Figure dataset records
————

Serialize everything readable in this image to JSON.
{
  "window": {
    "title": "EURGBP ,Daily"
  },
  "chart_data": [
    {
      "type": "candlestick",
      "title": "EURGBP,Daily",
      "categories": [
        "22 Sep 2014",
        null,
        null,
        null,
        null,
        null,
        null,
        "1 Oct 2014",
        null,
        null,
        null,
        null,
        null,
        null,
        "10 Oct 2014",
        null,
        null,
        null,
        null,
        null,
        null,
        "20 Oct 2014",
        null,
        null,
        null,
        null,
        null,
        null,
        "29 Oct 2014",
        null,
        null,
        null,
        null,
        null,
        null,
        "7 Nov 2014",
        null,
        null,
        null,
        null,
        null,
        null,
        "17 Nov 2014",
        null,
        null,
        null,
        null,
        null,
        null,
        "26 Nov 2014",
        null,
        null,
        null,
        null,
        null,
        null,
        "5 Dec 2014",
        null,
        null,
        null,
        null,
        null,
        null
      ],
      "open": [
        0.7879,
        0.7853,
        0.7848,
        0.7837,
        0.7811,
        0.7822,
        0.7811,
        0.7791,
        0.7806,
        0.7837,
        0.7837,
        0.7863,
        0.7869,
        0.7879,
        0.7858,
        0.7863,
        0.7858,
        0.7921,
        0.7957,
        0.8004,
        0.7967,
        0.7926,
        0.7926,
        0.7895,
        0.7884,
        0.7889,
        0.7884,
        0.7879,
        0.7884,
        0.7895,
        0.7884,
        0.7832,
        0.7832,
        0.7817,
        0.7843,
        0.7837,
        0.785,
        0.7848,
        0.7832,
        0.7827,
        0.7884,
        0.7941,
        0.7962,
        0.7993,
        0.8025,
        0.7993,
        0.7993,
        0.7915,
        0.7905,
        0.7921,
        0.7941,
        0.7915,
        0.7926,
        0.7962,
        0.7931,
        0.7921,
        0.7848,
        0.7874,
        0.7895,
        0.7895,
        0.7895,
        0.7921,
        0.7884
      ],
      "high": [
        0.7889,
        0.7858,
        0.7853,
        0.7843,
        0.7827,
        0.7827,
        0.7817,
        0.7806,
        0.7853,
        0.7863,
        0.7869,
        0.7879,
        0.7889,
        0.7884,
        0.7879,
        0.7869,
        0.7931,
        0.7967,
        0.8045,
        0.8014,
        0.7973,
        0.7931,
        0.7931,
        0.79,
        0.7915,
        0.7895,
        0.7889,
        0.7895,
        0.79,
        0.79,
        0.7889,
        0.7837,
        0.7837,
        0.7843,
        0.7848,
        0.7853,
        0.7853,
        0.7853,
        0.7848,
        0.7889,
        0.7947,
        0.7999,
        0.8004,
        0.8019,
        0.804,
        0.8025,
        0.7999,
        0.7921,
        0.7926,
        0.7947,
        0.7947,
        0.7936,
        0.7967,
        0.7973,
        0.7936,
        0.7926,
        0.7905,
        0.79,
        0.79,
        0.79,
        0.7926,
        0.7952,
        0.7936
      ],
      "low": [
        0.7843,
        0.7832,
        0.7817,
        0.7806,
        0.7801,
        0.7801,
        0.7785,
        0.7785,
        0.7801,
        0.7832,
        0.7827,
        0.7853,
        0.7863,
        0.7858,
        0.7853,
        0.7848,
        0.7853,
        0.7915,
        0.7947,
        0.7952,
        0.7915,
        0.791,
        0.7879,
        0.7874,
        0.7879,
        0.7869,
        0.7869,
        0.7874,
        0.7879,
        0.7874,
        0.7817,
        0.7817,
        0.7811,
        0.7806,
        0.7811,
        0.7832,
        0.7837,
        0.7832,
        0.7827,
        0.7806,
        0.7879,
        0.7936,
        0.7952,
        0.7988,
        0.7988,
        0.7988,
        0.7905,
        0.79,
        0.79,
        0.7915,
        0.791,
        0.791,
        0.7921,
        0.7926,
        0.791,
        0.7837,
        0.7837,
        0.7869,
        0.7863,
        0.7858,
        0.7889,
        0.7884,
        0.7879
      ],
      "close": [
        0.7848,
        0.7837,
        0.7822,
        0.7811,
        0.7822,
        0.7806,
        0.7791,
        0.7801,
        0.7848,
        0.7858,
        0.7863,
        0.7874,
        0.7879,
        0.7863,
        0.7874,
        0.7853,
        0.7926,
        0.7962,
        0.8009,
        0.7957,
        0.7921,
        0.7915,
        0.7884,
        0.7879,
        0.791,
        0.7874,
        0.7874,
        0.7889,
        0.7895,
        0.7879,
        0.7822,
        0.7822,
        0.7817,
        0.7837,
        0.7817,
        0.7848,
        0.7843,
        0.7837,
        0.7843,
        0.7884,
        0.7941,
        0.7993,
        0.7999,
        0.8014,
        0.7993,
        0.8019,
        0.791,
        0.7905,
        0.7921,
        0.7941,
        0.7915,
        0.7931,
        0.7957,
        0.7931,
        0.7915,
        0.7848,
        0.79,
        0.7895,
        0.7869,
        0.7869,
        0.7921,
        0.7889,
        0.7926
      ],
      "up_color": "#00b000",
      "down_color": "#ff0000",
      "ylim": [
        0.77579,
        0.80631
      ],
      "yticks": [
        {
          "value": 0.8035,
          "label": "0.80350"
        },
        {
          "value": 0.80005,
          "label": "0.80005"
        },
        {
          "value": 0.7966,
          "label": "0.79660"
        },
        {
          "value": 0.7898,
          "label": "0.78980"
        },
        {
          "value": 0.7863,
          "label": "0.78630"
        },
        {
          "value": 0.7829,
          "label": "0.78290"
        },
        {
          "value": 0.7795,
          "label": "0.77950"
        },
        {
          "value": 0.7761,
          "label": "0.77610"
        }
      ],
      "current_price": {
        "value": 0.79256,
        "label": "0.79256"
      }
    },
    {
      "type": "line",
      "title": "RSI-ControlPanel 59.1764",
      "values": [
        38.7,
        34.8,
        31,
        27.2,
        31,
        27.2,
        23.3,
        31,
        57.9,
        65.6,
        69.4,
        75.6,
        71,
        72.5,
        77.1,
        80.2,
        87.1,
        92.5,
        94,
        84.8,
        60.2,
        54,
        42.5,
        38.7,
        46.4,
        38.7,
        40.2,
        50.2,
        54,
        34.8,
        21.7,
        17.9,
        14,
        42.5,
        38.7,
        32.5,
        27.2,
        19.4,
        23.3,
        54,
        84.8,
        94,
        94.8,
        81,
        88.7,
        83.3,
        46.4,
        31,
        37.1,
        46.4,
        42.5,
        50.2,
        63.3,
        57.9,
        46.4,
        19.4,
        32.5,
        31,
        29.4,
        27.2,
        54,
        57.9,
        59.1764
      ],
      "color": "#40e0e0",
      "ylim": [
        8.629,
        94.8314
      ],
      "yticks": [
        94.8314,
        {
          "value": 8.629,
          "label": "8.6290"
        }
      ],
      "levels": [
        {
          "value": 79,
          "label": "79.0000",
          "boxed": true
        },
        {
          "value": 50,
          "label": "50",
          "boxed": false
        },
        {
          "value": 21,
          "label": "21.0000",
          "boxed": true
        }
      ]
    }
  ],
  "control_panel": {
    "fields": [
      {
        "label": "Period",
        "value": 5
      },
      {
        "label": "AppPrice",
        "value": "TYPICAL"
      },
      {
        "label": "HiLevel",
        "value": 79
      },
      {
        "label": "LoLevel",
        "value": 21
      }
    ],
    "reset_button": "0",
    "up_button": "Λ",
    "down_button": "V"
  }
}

————

__Task instructions__
Copy, from the material, each line that holds the string "title".

__Finished exercise__
    "title": "EURGBP ,Daily"
      "title": "EURGBP,Daily",
      "title": "RSI-ControlPanel 59.1764",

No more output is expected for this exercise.